Each entry below should be echoed exactly, with pictures omitted.

[Start RAW RECORDS]

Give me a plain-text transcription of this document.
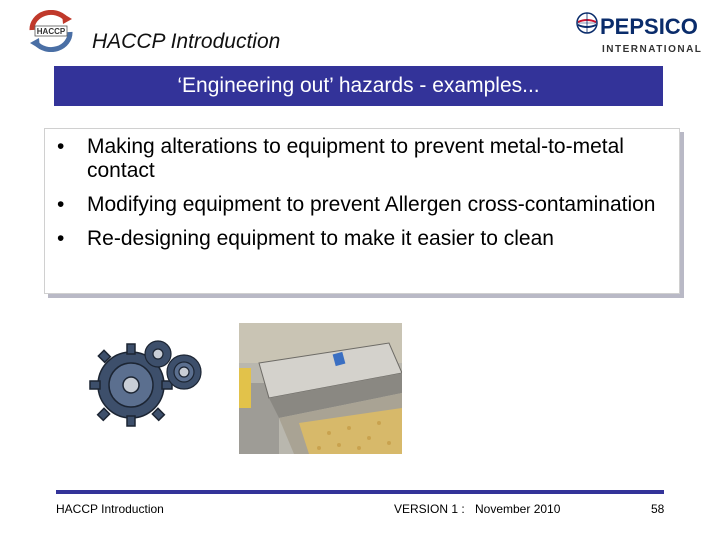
HACCP HACCP Introduction
PEPSICO
INTERNATIONAL
‘Engineering out’ hazards - examples...
• Making alterations to equipment to prevent metal-to-metal contact
• Modifying equipment to prevent Allergen cross-contamination
• Re-designing equipment to make it easier to clean
HACCP Introduction	VERSION 1 : November 2010	58
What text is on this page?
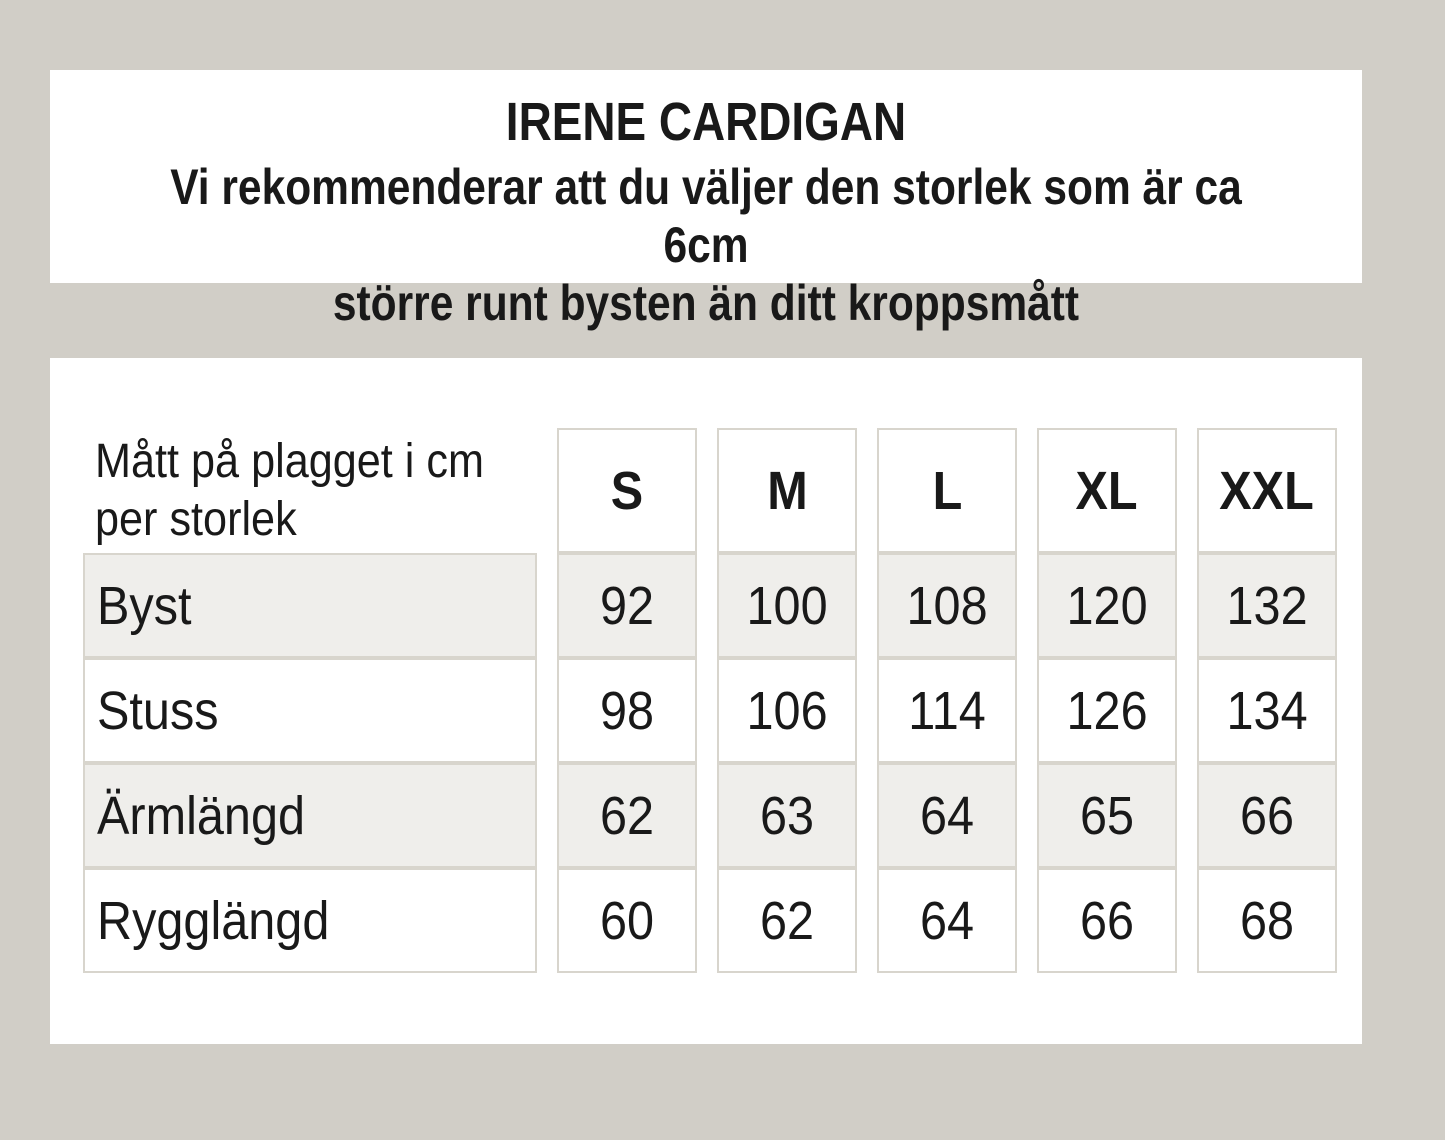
IRENE CARDIGAN
Vi rekommenderar att du väljer den storlek som är ca 6cm
större runt bysten än ditt kroppsmått
Mått på plagget i cm per storlek	S M L XL XXL
Byst	92 100 108 120 132
Stuss	98 106 114 126 134
Ärmlängd	62 63 64 65 66
Rygglängd	60 62 64 66 68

[End RAW RECORDS]

RESULT OF THIS TASK |
Give me a plain-text transcription of this document.
HACCP HACCP Introduction
PEPSICO
INTERNATIONAL
‘Engineering out’ hazards - examples...
• Making alterations to equipment to prevent metal-to-metal contact
• Modifying equipment to prevent Allergen cross-contamination
• Re-designing equipment to make it easier to clean
HACCP Introduction	VERSION 1 : November 2010	58
What text is on this page?
IRENE CARDIGAN
Vi rekommenderar att du väljer den storlek som är ca 6cm
större runt bysten än ditt kroppsmått
Mått på plagget i cm per storlek	S M L XL XXL
Byst	92 100 108 120 132
Stuss	98 106 114 126 134
Ärmlängd	62 63 64 65 66
Rygglängd	60 62 64 66 68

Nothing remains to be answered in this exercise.